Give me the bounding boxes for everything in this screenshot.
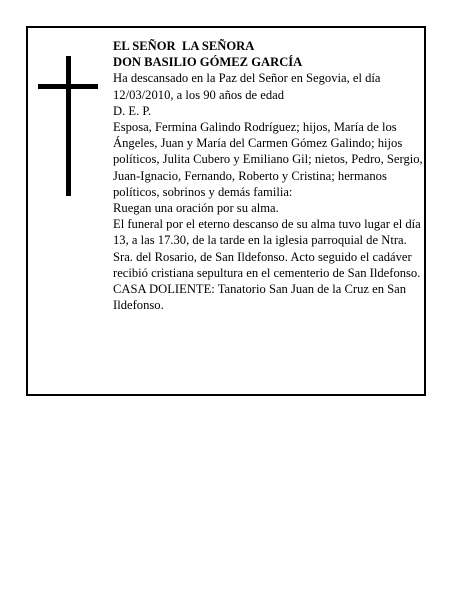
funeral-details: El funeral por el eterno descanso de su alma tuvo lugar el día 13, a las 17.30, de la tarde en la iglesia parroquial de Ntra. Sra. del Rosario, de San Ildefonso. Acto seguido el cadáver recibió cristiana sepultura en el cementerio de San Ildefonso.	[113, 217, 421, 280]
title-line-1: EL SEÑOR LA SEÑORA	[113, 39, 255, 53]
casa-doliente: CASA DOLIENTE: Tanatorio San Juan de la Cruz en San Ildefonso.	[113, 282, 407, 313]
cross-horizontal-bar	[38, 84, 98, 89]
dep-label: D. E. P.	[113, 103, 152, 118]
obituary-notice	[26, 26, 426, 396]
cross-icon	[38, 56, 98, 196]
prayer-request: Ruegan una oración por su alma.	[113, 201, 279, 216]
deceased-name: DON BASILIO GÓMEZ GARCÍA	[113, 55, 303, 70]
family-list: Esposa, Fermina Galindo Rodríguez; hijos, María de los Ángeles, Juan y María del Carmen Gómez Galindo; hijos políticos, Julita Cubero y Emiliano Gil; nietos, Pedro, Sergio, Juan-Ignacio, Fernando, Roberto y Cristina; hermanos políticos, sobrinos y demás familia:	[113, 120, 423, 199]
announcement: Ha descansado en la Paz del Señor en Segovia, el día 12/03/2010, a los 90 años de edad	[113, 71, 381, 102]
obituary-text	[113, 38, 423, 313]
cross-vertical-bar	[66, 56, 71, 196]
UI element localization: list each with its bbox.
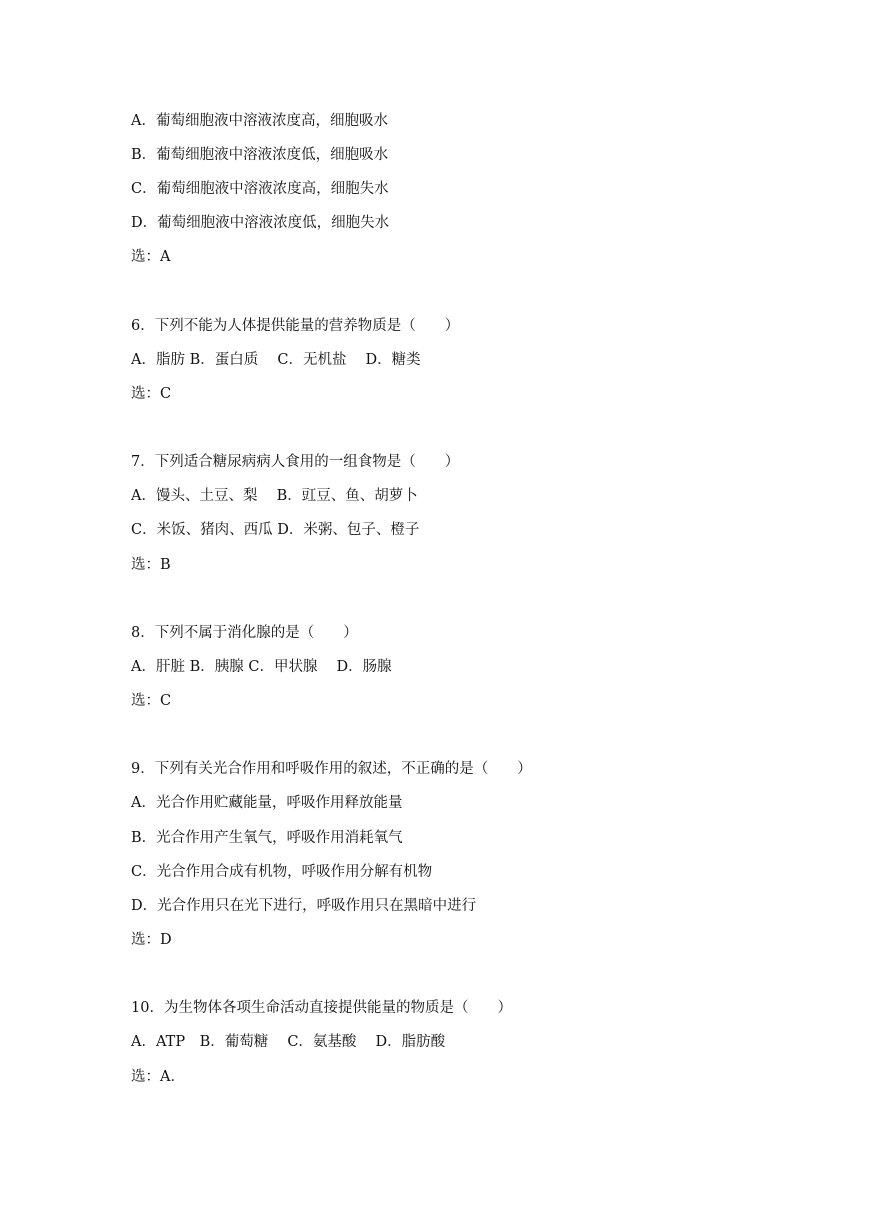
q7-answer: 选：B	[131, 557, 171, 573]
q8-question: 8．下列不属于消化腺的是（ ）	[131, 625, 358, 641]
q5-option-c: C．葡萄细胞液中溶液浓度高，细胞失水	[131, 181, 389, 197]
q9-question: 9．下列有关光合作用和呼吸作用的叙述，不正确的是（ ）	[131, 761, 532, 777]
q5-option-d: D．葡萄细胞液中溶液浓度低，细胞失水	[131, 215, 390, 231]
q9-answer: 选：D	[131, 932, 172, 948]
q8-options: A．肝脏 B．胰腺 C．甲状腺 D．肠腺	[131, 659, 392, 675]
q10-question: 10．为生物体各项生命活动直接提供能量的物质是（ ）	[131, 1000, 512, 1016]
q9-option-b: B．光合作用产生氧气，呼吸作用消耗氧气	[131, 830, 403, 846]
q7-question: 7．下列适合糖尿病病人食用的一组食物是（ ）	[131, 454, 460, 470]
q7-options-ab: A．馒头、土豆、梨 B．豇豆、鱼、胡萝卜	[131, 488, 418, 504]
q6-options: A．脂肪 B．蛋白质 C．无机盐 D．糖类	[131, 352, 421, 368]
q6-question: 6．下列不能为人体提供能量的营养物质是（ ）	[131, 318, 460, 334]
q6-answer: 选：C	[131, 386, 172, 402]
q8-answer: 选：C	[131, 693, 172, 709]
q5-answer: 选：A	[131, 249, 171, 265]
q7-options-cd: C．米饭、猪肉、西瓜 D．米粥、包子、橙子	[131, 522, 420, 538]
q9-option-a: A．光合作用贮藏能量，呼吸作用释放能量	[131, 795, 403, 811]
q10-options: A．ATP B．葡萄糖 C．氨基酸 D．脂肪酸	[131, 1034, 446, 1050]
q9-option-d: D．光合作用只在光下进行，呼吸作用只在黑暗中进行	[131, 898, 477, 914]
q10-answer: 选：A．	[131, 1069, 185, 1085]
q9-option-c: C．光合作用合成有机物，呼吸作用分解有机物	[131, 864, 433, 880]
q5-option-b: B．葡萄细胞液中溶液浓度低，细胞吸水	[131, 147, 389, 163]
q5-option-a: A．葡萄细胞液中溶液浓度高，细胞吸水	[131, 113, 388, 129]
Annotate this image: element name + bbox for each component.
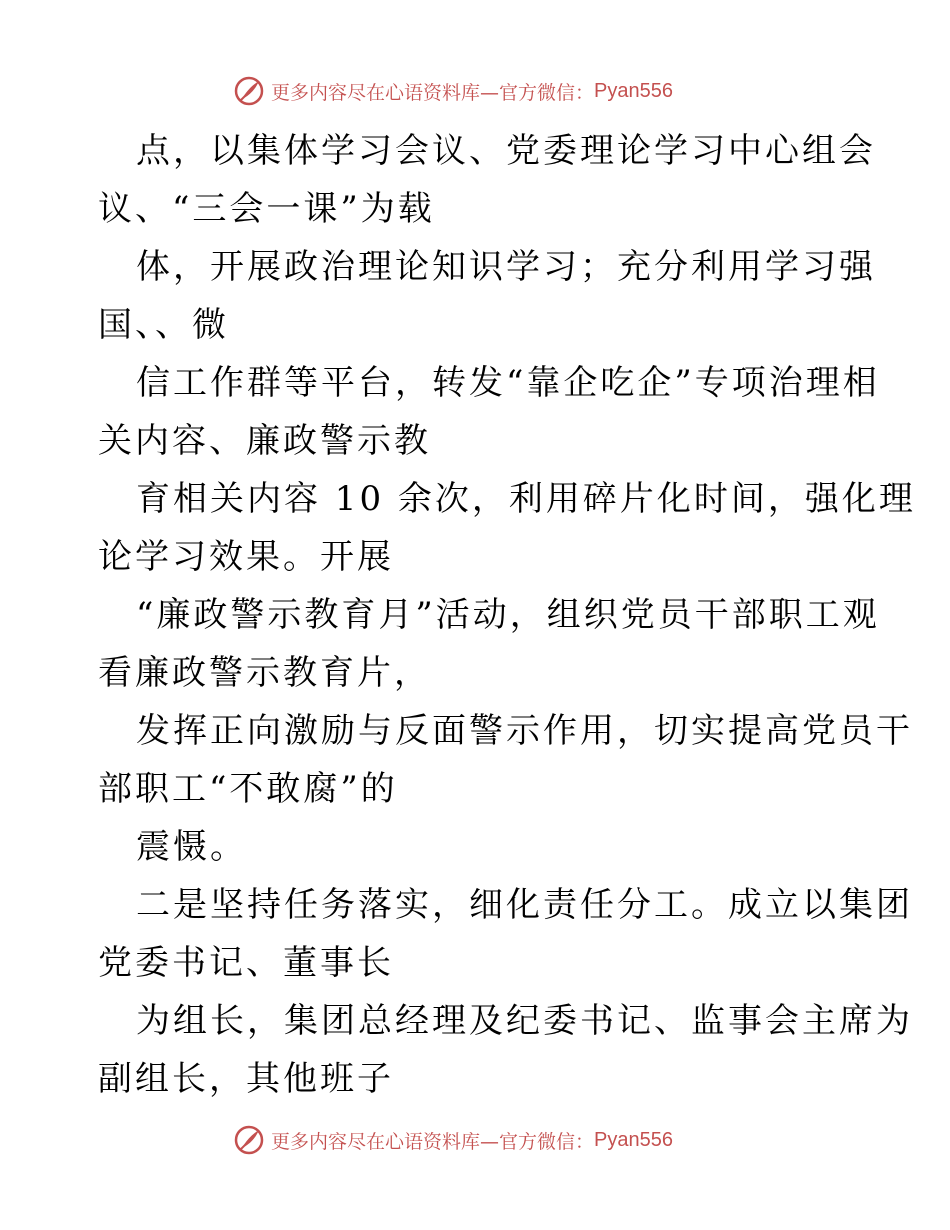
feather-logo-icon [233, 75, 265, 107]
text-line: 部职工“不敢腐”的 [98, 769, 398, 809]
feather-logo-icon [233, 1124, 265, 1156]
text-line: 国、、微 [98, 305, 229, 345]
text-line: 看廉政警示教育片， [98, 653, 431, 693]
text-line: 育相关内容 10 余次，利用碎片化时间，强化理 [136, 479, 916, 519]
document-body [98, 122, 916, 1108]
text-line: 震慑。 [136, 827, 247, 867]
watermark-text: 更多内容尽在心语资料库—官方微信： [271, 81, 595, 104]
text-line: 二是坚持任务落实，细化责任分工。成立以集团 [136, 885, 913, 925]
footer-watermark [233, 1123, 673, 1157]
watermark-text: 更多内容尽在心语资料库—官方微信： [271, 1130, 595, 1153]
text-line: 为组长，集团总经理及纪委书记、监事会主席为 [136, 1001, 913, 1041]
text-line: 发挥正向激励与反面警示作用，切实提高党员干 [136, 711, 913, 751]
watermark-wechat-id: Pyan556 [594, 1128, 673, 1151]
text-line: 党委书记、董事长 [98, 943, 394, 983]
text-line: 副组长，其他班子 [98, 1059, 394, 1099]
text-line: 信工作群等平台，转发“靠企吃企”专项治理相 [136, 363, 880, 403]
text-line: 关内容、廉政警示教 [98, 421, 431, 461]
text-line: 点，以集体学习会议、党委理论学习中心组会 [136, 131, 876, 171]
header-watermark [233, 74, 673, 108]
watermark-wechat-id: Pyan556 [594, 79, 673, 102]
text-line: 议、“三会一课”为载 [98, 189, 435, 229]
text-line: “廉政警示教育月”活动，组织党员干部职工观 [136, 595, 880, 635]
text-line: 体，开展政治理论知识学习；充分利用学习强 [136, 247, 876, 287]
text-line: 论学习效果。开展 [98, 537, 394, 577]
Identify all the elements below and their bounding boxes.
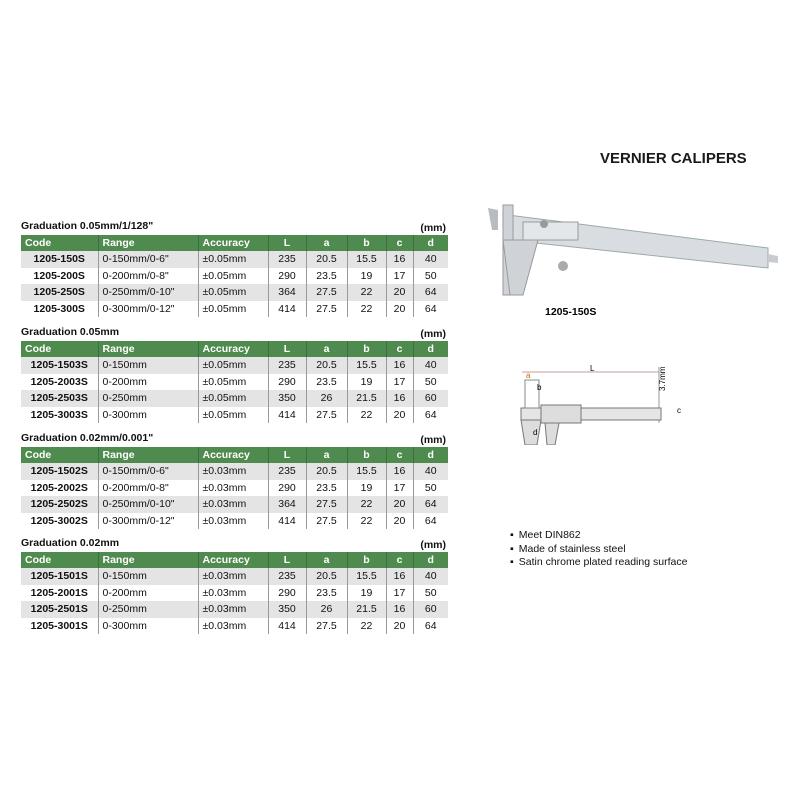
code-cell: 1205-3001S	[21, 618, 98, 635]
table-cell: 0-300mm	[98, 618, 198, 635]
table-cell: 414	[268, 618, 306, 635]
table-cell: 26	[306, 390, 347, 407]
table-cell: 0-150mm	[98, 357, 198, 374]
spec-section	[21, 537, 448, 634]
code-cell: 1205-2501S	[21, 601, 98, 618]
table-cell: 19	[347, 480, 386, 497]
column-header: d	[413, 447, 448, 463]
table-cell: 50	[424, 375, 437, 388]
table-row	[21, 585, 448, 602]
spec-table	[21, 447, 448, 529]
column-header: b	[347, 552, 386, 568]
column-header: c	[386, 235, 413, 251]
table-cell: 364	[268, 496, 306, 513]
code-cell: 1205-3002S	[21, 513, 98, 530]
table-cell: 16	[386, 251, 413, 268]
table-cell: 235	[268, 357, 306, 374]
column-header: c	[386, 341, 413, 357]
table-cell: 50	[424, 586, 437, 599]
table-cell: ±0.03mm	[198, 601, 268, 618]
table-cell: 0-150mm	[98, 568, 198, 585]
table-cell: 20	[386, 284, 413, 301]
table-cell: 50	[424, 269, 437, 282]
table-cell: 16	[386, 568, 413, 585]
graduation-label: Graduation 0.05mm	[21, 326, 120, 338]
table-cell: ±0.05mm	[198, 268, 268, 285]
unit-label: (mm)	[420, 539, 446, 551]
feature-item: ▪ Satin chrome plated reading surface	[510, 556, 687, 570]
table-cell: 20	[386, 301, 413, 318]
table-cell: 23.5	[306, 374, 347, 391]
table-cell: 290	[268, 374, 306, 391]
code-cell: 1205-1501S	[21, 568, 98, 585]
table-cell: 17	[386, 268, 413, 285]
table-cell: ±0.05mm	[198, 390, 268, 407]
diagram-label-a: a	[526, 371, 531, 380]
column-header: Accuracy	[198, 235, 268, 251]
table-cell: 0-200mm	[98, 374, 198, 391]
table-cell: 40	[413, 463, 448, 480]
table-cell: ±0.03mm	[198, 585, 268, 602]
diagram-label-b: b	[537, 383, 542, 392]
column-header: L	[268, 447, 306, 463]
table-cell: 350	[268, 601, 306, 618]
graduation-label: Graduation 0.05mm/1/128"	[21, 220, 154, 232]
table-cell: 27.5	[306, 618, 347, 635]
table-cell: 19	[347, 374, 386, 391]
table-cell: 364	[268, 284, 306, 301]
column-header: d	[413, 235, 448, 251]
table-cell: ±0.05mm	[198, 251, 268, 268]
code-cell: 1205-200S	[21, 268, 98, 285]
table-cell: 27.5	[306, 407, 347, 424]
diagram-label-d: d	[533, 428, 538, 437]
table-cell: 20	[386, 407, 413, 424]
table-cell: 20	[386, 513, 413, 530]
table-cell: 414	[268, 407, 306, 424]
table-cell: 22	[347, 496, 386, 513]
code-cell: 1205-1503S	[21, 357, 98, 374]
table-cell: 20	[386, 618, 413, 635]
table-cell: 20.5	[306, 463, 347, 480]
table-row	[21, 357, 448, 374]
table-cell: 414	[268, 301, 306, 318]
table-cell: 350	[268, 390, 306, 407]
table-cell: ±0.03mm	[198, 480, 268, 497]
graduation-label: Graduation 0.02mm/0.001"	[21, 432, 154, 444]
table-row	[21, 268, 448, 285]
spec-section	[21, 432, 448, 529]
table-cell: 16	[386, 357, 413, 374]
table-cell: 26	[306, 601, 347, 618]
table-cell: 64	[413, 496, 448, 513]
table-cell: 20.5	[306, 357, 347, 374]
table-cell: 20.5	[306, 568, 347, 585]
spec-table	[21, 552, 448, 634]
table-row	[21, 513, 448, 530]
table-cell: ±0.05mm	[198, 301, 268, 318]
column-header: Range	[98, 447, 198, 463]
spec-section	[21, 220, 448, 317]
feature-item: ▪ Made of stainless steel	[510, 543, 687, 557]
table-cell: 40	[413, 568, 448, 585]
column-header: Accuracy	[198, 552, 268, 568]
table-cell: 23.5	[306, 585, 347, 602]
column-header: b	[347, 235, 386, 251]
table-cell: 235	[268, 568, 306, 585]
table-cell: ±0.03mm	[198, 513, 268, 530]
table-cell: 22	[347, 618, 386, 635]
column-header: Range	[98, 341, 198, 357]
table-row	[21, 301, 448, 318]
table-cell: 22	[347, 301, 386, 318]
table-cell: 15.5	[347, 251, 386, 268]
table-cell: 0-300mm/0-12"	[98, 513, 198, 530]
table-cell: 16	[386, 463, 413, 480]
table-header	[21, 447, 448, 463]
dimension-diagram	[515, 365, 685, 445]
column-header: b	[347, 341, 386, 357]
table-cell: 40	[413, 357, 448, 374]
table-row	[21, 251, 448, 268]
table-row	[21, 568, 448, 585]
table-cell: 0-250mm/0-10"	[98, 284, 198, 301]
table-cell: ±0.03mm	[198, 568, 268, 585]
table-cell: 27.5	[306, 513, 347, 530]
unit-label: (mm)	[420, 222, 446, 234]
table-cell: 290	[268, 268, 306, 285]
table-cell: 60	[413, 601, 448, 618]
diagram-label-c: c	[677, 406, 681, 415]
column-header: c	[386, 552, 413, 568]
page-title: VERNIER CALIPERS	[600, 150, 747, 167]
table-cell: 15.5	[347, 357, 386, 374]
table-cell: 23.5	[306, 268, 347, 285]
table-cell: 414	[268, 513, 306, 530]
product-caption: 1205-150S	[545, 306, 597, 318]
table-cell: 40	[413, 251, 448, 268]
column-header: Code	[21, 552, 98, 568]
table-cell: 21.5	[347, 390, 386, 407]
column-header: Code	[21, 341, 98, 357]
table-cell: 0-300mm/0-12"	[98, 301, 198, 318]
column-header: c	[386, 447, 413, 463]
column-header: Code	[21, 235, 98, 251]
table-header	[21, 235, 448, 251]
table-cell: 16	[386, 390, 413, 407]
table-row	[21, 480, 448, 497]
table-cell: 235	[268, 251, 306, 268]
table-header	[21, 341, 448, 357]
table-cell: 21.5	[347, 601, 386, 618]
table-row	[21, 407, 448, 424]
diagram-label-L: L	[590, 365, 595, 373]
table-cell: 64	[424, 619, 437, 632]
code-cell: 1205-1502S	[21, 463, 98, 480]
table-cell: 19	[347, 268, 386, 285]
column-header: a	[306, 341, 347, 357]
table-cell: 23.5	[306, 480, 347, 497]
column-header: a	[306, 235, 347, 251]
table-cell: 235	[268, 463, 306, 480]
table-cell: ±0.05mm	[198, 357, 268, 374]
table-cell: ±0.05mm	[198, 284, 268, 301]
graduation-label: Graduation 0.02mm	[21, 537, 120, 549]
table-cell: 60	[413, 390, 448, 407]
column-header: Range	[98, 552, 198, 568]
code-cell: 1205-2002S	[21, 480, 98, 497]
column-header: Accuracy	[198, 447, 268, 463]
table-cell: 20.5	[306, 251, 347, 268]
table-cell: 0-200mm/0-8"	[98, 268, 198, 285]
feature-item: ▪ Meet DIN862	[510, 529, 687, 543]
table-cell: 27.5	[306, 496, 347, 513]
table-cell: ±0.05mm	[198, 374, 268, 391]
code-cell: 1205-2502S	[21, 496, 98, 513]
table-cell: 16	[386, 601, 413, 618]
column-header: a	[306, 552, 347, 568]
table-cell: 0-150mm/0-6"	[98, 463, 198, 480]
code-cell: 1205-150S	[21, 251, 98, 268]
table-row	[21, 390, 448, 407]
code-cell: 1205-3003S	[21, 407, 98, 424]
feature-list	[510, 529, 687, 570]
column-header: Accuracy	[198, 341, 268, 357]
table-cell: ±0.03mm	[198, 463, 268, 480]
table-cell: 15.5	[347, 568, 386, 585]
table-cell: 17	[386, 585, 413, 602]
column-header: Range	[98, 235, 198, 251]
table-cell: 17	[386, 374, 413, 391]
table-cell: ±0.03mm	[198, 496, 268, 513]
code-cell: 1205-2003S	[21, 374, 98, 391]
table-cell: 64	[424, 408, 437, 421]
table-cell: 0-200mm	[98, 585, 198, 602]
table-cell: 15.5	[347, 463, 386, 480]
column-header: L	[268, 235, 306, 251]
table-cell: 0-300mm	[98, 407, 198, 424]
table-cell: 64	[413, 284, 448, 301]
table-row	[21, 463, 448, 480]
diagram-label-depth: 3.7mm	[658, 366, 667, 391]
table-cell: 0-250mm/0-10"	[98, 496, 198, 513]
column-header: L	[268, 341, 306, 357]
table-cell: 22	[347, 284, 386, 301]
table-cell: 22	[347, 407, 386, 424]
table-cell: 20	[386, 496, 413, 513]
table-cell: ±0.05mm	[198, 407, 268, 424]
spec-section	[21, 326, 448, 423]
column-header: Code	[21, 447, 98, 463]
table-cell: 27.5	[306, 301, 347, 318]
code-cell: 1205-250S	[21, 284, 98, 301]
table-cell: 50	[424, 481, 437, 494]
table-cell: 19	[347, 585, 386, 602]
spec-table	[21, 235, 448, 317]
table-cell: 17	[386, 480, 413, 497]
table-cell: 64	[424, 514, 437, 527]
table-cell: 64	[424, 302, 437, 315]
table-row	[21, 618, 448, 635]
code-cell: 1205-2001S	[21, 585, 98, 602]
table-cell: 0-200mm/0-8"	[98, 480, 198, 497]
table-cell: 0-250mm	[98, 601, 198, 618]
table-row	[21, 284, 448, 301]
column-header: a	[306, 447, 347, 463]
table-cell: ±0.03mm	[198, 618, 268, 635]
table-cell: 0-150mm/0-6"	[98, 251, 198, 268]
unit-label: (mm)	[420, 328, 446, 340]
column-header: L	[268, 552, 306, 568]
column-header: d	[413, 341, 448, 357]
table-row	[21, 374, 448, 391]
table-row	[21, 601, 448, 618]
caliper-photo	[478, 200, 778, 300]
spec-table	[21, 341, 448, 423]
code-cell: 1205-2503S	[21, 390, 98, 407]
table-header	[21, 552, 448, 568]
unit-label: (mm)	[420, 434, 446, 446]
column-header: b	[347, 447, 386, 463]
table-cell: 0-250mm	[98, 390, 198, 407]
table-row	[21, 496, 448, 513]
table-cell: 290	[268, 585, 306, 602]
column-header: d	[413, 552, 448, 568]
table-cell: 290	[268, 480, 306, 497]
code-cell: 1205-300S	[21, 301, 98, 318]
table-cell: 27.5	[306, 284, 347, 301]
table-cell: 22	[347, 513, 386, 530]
________
### AIM
Reproduce verbatim the lines above, from the one containing "funeral-details: El funeral" through the one containing "UI element localization: list".

### RESULT
funeral-details: El funeral por el eterno descanso de su alma tuvo lugar el día 13, a las 17.30, de la tarde en la iglesia parroquial de Ntra. Sra. del Rosario, de San Ildefonso. Acto seguido el cadáver recibió cristiana sepultura en el cementerio de San Ildefonso.	[113, 217, 421, 280]
title-line-1: EL SEÑOR LA SEÑORA	[113, 39, 255, 53]
casa-doliente: CASA DOLIENTE: Tanatorio San Juan de la Cruz en San Ildefonso.	[113, 282, 407, 313]
cross-horizontal-bar	[38, 84, 98, 89]
dep-label: D. E. P.	[113, 103, 152, 118]
obituary-notice	[26, 26, 426, 396]
cross-icon	[38, 56, 98, 196]
prayer-request: Ruegan una oración por su alma.	[113, 201, 279, 216]
deceased-name: DON BASILIO GÓMEZ GARCÍA	[113, 55, 303, 70]
family-list: Esposa, Fermina Galindo Rodríguez; hijos, María de los Ángeles, Juan y María del Carmen Gómez Galindo; hijos políticos, Julita Cubero y Emiliano Gil; nietos, Pedro, Sergio, Juan-Ignacio, Fernando, Roberto y Cristina; hermanos políticos, sobrinos y demás familia:	[113, 120, 423, 199]
announcement: Ha descansado en la Paz del Señor en Segovia, el día 12/03/2010, a los 90 años de edad	[113, 71, 381, 102]
obituary-text	[113, 38, 423, 313]
cross-vertical-bar	[66, 56, 71, 196]
UI element localization: list each with its bbox.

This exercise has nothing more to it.